→ **Task objective**
State the number of lines below in which the word "JSON" appears. Nothing else belongs in the answer.

→ **Information supplied**
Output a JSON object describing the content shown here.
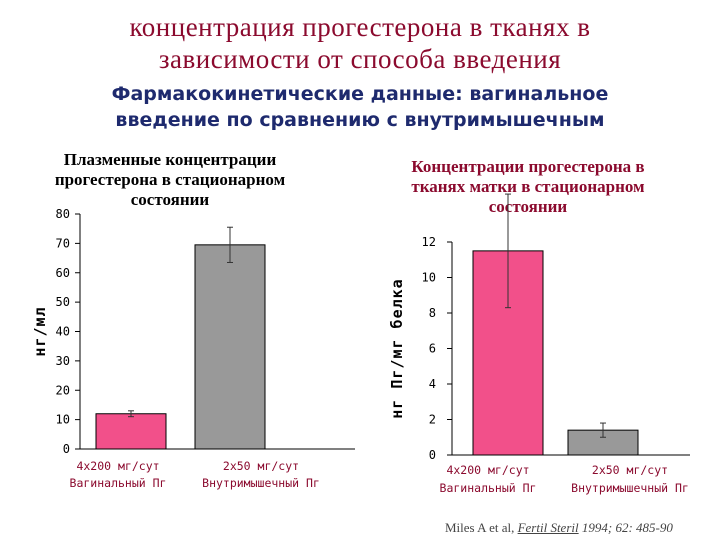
{
  "header": {
    "title_line1": "концентрация  прогестерона  в   тканях  в",
    "title_line2": "зависимости  от способа  введения",
    "subtitle_line1": "Фармакокинетические данные: вагинальное",
    "subtitle_line2": "введение по сравнению с внутримышечным"
  },
  "citation": {
    "authors": "Miles A et al,",
    "journal": "Fertil Steril",
    "year": "1994;",
    "pages": "62: 485-90"
  },
  "colors": {
    "pink": "#f2508a",
    "gray": "#999999",
    "title": "#8b0a2e",
    "subtitle": "#1e2a6e"
  },
  "chart_data": [
    {
      "type": "bar",
      "title_lines": [
        "Плазменные концентрации",
        "прогестерона в стационарном",
        "состоянии"
      ],
      "ylabel": "нг/мл",
      "ylim": [
        0,
        80
      ],
      "yticks": [
        0,
        10,
        20,
        30,
        40,
        50,
        60,
        70,
        80
      ],
      "categories": [
        "4x200 мг/сут\nВагинальный Пг",
        "2x50 мг/сут\nВнутримышечный Пг"
      ],
      "cat_line1": [
        "4x200 мг/сут",
        "2x50 мг/сут"
      ],
      "cat_line2": [
        "Вагинальный Пг",
        "Внутримышечный Пг"
      ],
      "values": [
        12,
        69.5
      ],
      "errors": [
        1,
        6
      ],
      "bar_colors": [
        "#f2508a",
        "#999999"
      ],
      "grid": false
    },
    {
      "type": "bar",
      "title_lines": [
        "Концентрации прогестерона в",
        "тканях матки в стационарном",
        "состоянии"
      ],
      "ylabel": "нг Пг/мг белка",
      "ylim": [
        0,
        12
      ],
      "yticks": [
        0,
        2,
        4,
        6,
        8,
        10,
        12
      ],
      "categories": [
        "4x200 мг/сут\nВагинальный Пг",
        "2x50 мг/сут\nВнутримышечный Пг"
      ],
      "cat_line1": [
        "4x200 мг/сут",
        "2x50 мг/сут"
      ],
      "cat_line2": [
        "Вагинальный Пг",
        "Внутримышечный Пг"
      ],
      "values": [
        11.5,
        1.4
      ],
      "errors": [
        3.2,
        0.4
      ],
      "bar_colors": [
        "#f2508a",
        "#999999"
      ],
      "grid": false
    }
  ]
}
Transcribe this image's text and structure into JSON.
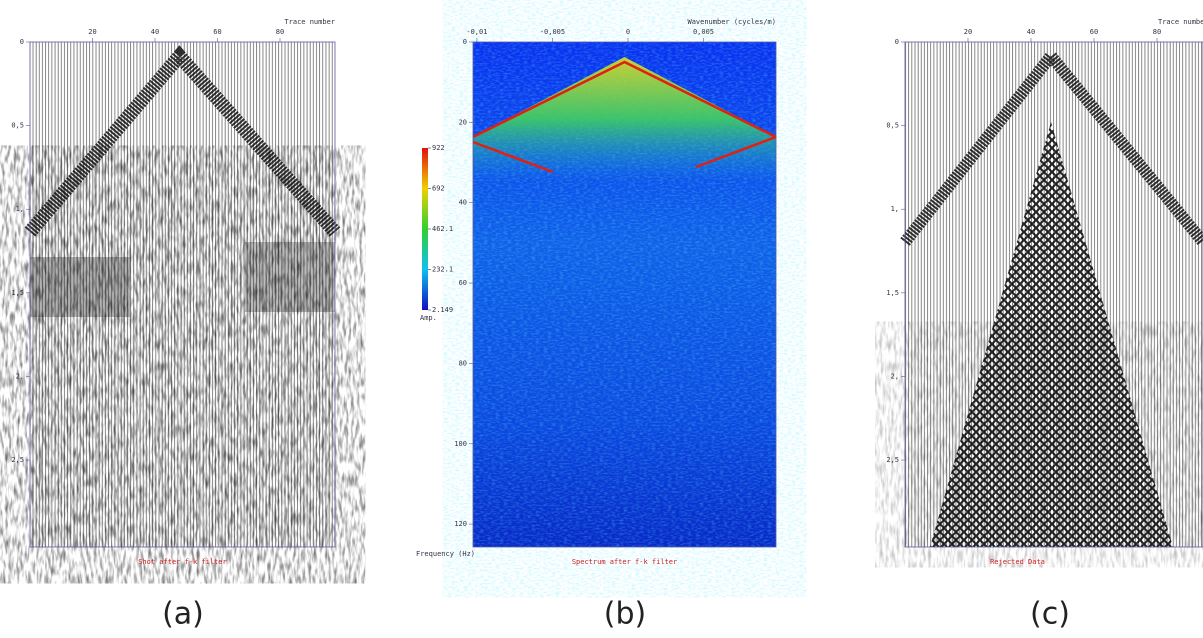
{
  "chart_data": [
    {
      "type": "seismic",
      "x_label": "Trace number",
      "caption": "Shot after f-k filter",
      "panel_label": "(a)",
      "xlim": [
        0,
        97.6
      ],
      "xticks": [
        20,
        40,
        60,
        80
      ],
      "ylim": [
        0,
        3.02
      ],
      "yticks": [
        0,
        {
          "value": 0.5,
          "label": "0,5"
        },
        {
          "value": 1,
          "label": "1,"
        },
        {
          "value": 1.5,
          "label": "1,5"
        },
        {
          "value": 2,
          "label": "2,"
        },
        {
          "value": 2.5,
          "label": "2,5"
        }
      ]
    },
    {
      "type": "spectrum",
      "x_label": "Wavenumber (cycles/m)",
      "y_label": "Frequency (Hz)",
      "caption": "Spectrum after f-k filter",
      "panel_label": "(b)",
      "xlim": [
        -0.01026,
        0.0098
      ],
      "xticks": [
        {
          "value": -0.01,
          "label": "-0,01"
        },
        {
          "value": -0.005,
          "label": "-0,005"
        },
        0,
        {
          "value": 0.005,
          "label": "0,005"
        }
      ],
      "ylim": [
        0,
        125.7
      ],
      "yticks": [
        0,
        20,
        40,
        60,
        80,
        100,
        120
      ],
      "colorbar": {
        "label": "Amp.",
        "lim": [
          2.149,
          922
        ],
        "ticks": [
          922,
          692,
          462.1,
          232.1,
          2.149
        ]
      }
    },
    {
      "type": "seismic",
      "x_label": "Trace number",
      "caption": "Rejected Data",
      "panel_label": "(c)",
      "xlim": [
        0,
        94.6
      ],
      "xticks": [
        20,
        40,
        60,
        80
      ],
      "ylim": [
        0,
        3.02
      ],
      "yticks": [
        0,
        {
          "value": 0.5,
          "label": "0,5"
        },
        {
          "value": 1,
          "label": "1,"
        },
        {
          "value": 1.5,
          "label": "1,5"
        },
        {
          "value": 2,
          "label": "2,"
        },
        {
          "value": 2.5,
          "label": "2,5"
        }
      ]
    }
  ]
}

→ **Worked answer**
2